Output the line that contains "Enumerate this screenshot's" and every line after it to the end of the entries, with nothing added or left out.
□ □ □ □ □ □ □
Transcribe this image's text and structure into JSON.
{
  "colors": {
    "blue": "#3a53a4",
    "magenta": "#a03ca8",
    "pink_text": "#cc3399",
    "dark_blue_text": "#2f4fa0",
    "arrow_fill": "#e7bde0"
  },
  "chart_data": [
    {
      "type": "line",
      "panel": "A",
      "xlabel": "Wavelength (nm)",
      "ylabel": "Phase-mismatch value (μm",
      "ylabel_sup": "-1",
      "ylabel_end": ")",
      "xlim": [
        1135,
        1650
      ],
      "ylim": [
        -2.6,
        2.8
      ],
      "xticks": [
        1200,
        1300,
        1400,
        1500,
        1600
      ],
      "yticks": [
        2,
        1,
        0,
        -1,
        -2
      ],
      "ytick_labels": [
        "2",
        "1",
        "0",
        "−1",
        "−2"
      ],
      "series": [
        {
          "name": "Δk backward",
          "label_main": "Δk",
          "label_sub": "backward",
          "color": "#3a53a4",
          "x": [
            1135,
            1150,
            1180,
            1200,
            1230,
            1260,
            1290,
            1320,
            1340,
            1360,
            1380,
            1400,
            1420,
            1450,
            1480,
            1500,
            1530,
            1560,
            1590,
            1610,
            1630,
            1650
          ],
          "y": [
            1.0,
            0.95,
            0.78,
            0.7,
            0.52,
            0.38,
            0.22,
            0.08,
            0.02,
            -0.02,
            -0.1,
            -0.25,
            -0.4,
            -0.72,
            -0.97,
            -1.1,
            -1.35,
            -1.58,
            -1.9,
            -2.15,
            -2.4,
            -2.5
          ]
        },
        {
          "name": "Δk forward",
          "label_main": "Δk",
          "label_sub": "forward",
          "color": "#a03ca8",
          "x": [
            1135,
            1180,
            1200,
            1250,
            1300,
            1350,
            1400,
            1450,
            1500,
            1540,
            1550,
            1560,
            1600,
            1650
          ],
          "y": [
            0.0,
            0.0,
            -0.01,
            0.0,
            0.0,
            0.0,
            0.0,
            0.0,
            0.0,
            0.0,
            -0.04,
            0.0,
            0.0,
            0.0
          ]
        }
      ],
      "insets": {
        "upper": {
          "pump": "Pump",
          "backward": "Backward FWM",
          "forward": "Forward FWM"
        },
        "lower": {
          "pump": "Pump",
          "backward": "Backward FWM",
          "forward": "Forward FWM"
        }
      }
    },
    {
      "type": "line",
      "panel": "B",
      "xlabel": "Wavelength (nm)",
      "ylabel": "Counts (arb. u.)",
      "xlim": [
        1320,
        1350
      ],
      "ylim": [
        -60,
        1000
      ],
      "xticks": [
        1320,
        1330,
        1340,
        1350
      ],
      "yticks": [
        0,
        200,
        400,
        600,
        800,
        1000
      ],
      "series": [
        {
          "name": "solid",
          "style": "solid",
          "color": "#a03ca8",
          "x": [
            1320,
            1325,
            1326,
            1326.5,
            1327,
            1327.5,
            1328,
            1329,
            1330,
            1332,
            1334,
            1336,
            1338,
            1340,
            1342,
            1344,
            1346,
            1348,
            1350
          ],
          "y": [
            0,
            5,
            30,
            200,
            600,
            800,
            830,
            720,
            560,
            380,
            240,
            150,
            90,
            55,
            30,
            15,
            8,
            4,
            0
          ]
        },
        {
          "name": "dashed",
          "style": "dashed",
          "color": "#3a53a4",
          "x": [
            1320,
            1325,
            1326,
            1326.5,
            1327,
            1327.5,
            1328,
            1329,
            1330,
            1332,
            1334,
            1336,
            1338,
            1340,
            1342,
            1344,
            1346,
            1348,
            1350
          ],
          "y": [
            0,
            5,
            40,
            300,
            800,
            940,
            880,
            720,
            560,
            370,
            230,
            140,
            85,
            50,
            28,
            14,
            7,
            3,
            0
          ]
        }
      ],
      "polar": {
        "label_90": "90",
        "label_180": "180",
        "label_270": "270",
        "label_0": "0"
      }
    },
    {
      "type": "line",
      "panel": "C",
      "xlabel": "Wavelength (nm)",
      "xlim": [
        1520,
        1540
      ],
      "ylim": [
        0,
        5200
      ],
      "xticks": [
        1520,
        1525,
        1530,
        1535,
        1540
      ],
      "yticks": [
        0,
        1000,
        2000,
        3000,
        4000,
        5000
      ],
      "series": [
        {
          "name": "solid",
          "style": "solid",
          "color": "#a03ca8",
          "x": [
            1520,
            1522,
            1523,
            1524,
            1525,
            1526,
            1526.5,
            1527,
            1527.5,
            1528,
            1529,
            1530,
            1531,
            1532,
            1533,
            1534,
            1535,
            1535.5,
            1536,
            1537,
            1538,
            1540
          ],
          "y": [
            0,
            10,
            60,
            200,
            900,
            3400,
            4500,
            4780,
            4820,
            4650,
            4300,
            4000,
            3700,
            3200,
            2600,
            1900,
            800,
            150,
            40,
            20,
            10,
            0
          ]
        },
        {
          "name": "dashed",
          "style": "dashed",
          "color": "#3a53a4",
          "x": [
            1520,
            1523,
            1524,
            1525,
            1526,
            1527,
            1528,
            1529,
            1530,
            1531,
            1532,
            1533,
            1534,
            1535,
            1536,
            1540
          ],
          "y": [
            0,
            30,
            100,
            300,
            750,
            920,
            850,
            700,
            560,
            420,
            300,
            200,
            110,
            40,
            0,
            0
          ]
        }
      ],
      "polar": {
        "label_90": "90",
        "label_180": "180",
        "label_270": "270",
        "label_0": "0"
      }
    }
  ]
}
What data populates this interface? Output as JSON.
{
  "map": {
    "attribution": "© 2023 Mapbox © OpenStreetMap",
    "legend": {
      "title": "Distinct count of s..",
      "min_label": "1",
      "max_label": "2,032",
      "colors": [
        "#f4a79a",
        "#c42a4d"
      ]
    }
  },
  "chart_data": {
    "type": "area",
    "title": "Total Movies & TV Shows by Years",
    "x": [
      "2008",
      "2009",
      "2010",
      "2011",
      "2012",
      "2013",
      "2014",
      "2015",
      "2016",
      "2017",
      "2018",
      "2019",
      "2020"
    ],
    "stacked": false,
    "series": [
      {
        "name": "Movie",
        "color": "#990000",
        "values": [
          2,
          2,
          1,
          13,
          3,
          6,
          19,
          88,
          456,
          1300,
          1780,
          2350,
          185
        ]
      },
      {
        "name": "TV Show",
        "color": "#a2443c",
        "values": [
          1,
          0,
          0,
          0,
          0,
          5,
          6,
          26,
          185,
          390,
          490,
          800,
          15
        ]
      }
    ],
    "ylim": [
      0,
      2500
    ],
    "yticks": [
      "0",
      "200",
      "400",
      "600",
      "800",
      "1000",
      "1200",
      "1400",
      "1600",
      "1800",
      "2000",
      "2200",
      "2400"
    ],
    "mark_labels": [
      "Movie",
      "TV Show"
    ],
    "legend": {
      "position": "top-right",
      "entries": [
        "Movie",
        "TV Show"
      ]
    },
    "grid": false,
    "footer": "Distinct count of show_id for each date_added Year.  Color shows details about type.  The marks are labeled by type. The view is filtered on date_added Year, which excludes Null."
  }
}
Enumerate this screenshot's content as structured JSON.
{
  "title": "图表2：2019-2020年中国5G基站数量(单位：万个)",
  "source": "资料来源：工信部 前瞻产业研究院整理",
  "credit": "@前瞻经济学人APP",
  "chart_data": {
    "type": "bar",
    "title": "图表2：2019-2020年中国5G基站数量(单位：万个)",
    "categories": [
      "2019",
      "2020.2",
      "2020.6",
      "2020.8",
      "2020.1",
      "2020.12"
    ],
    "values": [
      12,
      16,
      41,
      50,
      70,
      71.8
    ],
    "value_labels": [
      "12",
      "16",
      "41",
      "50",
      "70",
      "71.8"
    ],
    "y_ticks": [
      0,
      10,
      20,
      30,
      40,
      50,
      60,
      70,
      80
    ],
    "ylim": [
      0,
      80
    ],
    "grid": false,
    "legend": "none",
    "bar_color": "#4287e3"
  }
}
□ □ □ □ □ □ □
> ANSWER
Enumerate this screenshot's content as structured JSON.
{
  "title": "图表2：2019-2020年中国5G基站数量(单位：万个)",
  "source": "资料来源：工信部 前瞻产业研究院整理",
  "credit": "@前瞻经济学人APP",
  "chart_data": {
    "type": "bar",
    "title": "图表2：2019-2020年中国5G基站数量(单位：万个)",
    "categories": [
      "2019",
      "2020.2",
      "2020.6",
      "2020.8",
      "2020.1",
      "2020.12"
    ],
    "values": [
      12,
      16,
      41,
      50,
      70,
      71.8
    ],
    "value_labels": [
      "12",
      "16",
      "41",
      "50",
      "70",
      "71.8"
    ],
    "y_ticks": [
      0,
      10,
      20,
      30,
      40,
      50,
      60,
      70,
      80
    ],
    "ylim": [
      0,
      80
    ],
    "grid": false,
    "legend": "none",
    "bar_color": "#4287e3"
  }
}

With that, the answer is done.